### The input

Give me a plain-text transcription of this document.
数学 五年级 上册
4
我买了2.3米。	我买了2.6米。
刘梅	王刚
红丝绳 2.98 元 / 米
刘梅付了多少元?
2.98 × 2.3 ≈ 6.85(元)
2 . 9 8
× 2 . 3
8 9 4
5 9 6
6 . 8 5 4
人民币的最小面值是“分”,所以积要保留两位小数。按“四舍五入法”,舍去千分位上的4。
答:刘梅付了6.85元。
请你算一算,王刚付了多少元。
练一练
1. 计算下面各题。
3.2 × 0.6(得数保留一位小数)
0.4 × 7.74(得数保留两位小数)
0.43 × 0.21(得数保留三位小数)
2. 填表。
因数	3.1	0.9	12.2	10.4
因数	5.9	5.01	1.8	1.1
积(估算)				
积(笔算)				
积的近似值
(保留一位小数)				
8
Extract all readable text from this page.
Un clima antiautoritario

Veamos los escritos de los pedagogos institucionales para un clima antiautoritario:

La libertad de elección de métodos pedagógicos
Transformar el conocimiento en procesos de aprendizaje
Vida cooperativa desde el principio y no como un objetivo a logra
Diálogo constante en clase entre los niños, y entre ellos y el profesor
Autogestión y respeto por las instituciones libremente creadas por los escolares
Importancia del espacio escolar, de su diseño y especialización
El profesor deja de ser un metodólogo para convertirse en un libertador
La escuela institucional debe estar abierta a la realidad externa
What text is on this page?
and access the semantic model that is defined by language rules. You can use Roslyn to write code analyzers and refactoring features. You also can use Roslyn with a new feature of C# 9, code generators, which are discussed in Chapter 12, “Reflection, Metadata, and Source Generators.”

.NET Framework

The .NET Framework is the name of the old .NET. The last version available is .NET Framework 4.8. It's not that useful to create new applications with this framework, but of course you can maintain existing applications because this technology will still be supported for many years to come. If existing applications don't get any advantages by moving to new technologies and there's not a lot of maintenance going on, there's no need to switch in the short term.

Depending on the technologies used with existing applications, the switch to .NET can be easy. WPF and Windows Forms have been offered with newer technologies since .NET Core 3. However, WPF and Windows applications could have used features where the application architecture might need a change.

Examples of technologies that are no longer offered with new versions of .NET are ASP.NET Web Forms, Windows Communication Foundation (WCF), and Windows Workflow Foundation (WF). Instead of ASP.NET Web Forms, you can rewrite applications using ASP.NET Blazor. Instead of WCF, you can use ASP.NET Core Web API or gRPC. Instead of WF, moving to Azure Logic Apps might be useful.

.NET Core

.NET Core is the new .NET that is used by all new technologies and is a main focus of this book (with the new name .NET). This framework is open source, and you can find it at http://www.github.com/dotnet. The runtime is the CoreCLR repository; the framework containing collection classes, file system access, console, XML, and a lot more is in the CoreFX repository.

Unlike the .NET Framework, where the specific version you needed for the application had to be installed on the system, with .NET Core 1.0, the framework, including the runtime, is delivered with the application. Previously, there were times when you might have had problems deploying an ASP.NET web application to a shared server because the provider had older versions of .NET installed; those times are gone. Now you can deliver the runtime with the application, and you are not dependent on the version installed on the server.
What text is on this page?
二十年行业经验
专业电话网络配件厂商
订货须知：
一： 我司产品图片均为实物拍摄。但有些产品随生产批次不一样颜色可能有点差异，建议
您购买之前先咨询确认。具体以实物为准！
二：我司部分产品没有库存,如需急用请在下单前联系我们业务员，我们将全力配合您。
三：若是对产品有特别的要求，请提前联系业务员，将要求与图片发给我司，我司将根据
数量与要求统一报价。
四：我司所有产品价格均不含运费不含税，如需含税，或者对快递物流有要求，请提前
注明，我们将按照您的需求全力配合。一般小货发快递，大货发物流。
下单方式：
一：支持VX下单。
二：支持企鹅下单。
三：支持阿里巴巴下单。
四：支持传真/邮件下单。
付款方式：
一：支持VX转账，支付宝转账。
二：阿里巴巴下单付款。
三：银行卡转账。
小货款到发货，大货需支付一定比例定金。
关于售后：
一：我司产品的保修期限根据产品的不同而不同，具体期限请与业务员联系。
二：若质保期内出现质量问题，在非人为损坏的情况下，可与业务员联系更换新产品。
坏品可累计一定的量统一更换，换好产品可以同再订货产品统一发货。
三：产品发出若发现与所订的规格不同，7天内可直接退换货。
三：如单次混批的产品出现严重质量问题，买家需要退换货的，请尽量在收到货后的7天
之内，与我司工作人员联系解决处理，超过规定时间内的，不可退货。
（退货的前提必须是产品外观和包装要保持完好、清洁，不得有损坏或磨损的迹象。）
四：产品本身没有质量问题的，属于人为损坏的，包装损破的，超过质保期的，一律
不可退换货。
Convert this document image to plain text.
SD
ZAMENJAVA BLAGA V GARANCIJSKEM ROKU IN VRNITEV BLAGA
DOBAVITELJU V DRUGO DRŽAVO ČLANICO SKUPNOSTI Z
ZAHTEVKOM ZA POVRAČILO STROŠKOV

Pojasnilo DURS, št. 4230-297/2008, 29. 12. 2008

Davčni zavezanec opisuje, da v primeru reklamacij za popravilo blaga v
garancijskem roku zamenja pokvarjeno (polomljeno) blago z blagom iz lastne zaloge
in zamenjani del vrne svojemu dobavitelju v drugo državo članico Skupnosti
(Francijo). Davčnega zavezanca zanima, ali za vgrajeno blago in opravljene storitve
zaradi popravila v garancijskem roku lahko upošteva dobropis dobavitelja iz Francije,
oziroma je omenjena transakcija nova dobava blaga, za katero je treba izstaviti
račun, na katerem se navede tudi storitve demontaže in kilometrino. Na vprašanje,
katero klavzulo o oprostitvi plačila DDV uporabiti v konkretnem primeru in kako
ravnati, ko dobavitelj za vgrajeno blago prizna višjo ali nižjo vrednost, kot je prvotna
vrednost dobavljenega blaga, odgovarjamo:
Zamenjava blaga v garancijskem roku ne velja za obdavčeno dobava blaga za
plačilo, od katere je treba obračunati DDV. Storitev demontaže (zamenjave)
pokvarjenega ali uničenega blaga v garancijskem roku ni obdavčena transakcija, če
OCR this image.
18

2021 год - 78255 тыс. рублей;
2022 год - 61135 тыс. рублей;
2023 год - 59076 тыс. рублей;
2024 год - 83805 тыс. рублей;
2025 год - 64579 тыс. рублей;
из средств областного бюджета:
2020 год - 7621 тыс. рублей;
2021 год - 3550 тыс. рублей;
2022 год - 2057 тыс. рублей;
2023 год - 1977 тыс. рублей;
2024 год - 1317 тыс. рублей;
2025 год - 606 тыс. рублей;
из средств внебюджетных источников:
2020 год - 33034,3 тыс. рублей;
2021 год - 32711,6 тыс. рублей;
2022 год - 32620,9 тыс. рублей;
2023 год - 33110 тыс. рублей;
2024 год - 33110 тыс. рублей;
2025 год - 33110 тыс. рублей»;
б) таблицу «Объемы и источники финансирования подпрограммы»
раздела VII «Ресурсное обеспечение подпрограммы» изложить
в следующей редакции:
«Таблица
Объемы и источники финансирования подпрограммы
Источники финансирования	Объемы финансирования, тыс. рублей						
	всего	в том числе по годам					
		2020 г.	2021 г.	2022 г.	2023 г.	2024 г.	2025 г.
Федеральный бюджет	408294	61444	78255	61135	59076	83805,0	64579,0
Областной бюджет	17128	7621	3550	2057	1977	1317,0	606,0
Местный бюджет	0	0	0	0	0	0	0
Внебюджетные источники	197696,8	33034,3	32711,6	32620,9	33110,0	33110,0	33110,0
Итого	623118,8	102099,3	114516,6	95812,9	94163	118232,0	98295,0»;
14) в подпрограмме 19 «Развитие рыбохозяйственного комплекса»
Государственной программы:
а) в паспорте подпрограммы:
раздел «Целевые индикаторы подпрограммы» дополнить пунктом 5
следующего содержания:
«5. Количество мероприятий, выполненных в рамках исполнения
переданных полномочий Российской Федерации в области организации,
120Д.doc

### Work to be completed
Only the number is wanted: how many lines in the preceding entries hold the string "dobava"?

### The answer
2